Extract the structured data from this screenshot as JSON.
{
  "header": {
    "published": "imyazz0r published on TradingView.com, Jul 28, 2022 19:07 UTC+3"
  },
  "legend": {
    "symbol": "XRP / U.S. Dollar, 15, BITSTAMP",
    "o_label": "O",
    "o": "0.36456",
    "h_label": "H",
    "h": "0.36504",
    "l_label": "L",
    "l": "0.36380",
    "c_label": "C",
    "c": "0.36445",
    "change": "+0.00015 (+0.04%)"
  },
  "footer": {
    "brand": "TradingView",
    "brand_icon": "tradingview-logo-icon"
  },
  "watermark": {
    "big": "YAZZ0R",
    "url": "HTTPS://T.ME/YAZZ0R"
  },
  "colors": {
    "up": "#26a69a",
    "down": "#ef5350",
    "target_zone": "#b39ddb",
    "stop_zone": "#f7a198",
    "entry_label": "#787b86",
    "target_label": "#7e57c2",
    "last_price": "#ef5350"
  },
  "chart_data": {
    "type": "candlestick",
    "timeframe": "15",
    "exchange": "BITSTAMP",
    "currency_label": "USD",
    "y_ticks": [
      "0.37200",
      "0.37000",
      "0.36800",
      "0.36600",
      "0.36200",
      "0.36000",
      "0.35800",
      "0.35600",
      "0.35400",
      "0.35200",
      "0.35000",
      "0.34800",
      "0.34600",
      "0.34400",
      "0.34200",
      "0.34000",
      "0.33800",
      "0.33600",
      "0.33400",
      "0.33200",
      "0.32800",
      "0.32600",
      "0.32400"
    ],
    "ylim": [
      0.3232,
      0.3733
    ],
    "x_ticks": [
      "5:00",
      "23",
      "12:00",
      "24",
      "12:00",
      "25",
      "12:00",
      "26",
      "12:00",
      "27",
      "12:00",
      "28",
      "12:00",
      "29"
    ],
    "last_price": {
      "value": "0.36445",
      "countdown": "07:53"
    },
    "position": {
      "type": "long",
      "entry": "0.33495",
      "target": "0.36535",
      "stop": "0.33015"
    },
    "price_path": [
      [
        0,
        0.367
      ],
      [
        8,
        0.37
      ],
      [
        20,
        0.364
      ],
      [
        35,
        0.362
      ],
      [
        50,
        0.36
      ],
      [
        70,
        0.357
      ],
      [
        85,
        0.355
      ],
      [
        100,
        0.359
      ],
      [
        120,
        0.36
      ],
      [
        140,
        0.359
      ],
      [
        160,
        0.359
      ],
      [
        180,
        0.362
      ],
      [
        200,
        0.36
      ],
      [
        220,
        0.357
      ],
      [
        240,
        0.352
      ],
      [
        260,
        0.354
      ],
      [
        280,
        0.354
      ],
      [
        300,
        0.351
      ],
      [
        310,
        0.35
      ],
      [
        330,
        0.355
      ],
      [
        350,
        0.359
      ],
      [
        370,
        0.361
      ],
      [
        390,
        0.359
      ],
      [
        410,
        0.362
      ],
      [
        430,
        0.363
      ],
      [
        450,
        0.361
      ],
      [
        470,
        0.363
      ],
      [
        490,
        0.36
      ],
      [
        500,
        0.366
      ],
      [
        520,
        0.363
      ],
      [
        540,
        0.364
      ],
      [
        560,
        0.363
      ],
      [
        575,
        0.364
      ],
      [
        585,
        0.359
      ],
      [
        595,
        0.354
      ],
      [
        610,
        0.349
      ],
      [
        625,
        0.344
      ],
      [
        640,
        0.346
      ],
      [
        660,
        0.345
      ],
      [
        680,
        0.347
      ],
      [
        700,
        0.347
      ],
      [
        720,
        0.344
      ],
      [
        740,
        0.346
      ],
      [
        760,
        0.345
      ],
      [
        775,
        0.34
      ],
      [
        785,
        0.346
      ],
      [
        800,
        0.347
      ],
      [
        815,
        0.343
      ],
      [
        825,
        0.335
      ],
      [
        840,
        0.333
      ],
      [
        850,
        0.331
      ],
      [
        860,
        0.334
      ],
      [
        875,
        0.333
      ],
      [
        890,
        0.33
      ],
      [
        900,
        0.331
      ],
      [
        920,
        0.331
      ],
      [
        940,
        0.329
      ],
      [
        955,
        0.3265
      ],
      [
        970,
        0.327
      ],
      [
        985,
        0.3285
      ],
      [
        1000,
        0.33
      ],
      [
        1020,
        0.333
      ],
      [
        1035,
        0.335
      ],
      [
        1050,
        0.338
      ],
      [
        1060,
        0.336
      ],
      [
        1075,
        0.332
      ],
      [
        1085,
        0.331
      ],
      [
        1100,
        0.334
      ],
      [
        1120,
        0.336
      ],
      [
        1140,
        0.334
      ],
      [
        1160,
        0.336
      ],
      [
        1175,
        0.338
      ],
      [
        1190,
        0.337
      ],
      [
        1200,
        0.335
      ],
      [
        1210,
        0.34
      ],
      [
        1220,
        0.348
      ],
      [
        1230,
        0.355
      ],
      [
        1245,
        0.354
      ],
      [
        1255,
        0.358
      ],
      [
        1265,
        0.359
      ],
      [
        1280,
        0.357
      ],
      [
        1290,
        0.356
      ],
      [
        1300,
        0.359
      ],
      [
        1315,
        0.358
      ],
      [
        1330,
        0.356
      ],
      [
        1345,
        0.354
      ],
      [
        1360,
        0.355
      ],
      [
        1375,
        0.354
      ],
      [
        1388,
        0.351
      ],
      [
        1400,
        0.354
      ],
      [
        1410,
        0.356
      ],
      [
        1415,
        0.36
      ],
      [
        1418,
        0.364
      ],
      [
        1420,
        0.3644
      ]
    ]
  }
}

——

EXERCISE AIM — All of the records must be retyped exactly as they are.

ANSWER TO THIS EXERCISE —
Extract the structured data from this screenshot as JSON.
{
  "header": {
    "published": "imyazz0r published on TradingView.com, Jul 28, 2022 19:07 UTC+3"
  },
  "legend": {
    "symbol": "XRP / U.S. Dollar, 15, BITSTAMP",
    "o_label": "O",
    "o": "0.36456",
    "h_label": "H",
    "h": "0.36504",
    "l_label": "L",
    "l": "0.36380",
    "c_label": "C",
    "c": "0.36445",
    "change": "+0.00015 (+0.04%)"
  },
  "footer": {
    "brand": "TradingView",
    "brand_icon": "tradingview-logo-icon"
  },
  "watermark": {
    "big": "YAZZ0R",
    "url": "HTTPS://T.ME/YAZZ0R"
  },
  "colors": {
    "up": "#26a69a",
    "down": "#ef5350",
    "target_zone": "#b39ddb",
    "stop_zone": "#f7a198",
    "entry_label": "#787b86",
    "target_label": "#7e57c2",
    "last_price": "#ef5350"
  },
  "chart_data": {
    "type": "candlestick",
    "timeframe": "15",
    "exchange": "BITSTAMP",
    "currency_label": "USD",
    "y_ticks": [
      "0.37200",
      "0.37000",
      "0.36800",
      "0.36600",
      "0.36200",
      "0.36000",
      "0.35800",
      "0.35600",
      "0.35400",
      "0.35200",
      "0.35000",
      "0.34800",
      "0.34600",
      "0.34400",
      "0.34200",
      "0.34000",
      "0.33800",
      "0.33600",
      "0.33400",
      "0.33200",
      "0.32800",
      "0.32600",
      "0.32400"
    ],
    "ylim": [
      0.3232,
      0.3733
    ],
    "x_ticks": [
      "5:00",
      "23",
      "12:00",
      "24",
      "12:00",
      "25",
      "12:00",
      "26",
      "12:00",
      "27",
      "12:00",
      "28",
      "12:00",
      "29"
    ],
    "last_price": {
      "value": "0.36445",
      "countdown": "07:53"
    },
    "position": {
      "type": "long",
      "entry": "0.33495",
      "target": "0.36535",
      "stop": "0.33015"
    },
    "price_path": [
      [
        0,
        0.367
      ],
      [
        8,
        0.37
      ],
      [
        20,
        0.364
      ],
      [
        35,
        0.362
      ],
      [
        50,
        0.36
      ],
      [
        70,
        0.357
      ],
      [
        85,
        0.355
      ],
      [
        100,
        0.359
      ],
      [
        120,
        0.36
      ],
      [
        140,
        0.359
      ],
      [
        160,
        0.359
      ],
      [
        180,
        0.362
      ],
      [
        200,
        0.36
      ],
      [
        220,
        0.357
      ],
      [
        240,
        0.352
      ],
      [
        260,
        0.354
      ],
      [
        280,
        0.354
      ],
      [
        300,
        0.351
      ],
      [
        310,
        0.35
      ],
      [
        330,
        0.355
      ],
      [
        350,
        0.359
      ],
      [
        370,
        0.361
      ],
      [
        390,
        0.359
      ],
      [
        410,
        0.362
      ],
      [
        430,
        0.363
      ],
      [
        450,
        0.361
      ],
      [
        470,
        0.363
      ],
      [
        490,
        0.36
      ],
      [
        500,
        0.366
      ],
      [
        520,
        0.363
      ],
      [
        540,
        0.364
      ],
      [
        560,
        0.363
      ],
      [
        575,
        0.364
      ],
      [
        585,
        0.359
      ],
      [
        595,
        0.354
      ],
      [
        610,
        0.349
      ],
      [
        625,
        0.344
      ],
      [
        640,
        0.346
      ],
      [
        660,
        0.345
      ],
      [
        680,
        0.347
      ],
      [
        700,
        0.347
      ],
      [
        720,
        0.344
      ],
      [
        740,
        0.346
      ],
      [
        760,
        0.345
      ],
      [
        775,
        0.34
      ],
      [
        785,
        0.346
      ],
      [
        800,
        0.347
      ],
      [
        815,
        0.343
      ],
      [
        825,
        0.335
      ],
      [
        840,
        0.333
      ],
      [
        850,
        0.331
      ],
      [
        860,
        0.334
      ],
      [
        875,
        0.333
      ],
      [
        890,
        0.33
      ],
      [
        900,
        0.331
      ],
      [
        920,
        0.331
      ],
      [
        940,
        0.329
      ],
      [
        955,
        0.3265
      ],
      [
        970,
        0.327
      ],
      [
        985,
        0.3285
      ],
      [
        1000,
        0.33
      ],
      [
        1020,
        0.333
      ],
      [
        1035,
        0.335
      ],
      [
        1050,
        0.338
      ],
      [
        1060,
        0.336
      ],
      [
        1075,
        0.332
      ],
      [
        1085,
        0.331
      ],
      [
        1100,
        0.334
      ],
      [
        1120,
        0.336
      ],
      [
        1140,
        0.334
      ],
      [
        1160,
        0.336
      ],
      [
        1175,
        0.338
      ],
      [
        1190,
        0.337
      ],
      [
        1200,
        0.335
      ],
      [
        1210,
        0.34
      ],
      [
        1220,
        0.348
      ],
      [
        1230,
        0.355
      ],
      [
        1245,
        0.354
      ],
      [
        1255,
        0.358
      ],
      [
        1265,
        0.359
      ],
      [
        1280,
        0.357
      ],
      [
        1290,
        0.356
      ],
      [
        1300,
        0.359
      ],
      [
        1315,
        0.358
      ],
      [
        1330,
        0.356
      ],
      [
        1345,
        0.354
      ],
      [
        1360,
        0.355
      ],
      [
        1375,
        0.354
      ],
      [
        1388,
        0.351
      ],
      [
        1400,
        0.354
      ],
      [
        1410,
        0.356
      ],
      [
        1415,
        0.36
      ],
      [
        1418,
        0.364
      ],
      [
        1420,
        0.3644
      ]
    ]
  }
}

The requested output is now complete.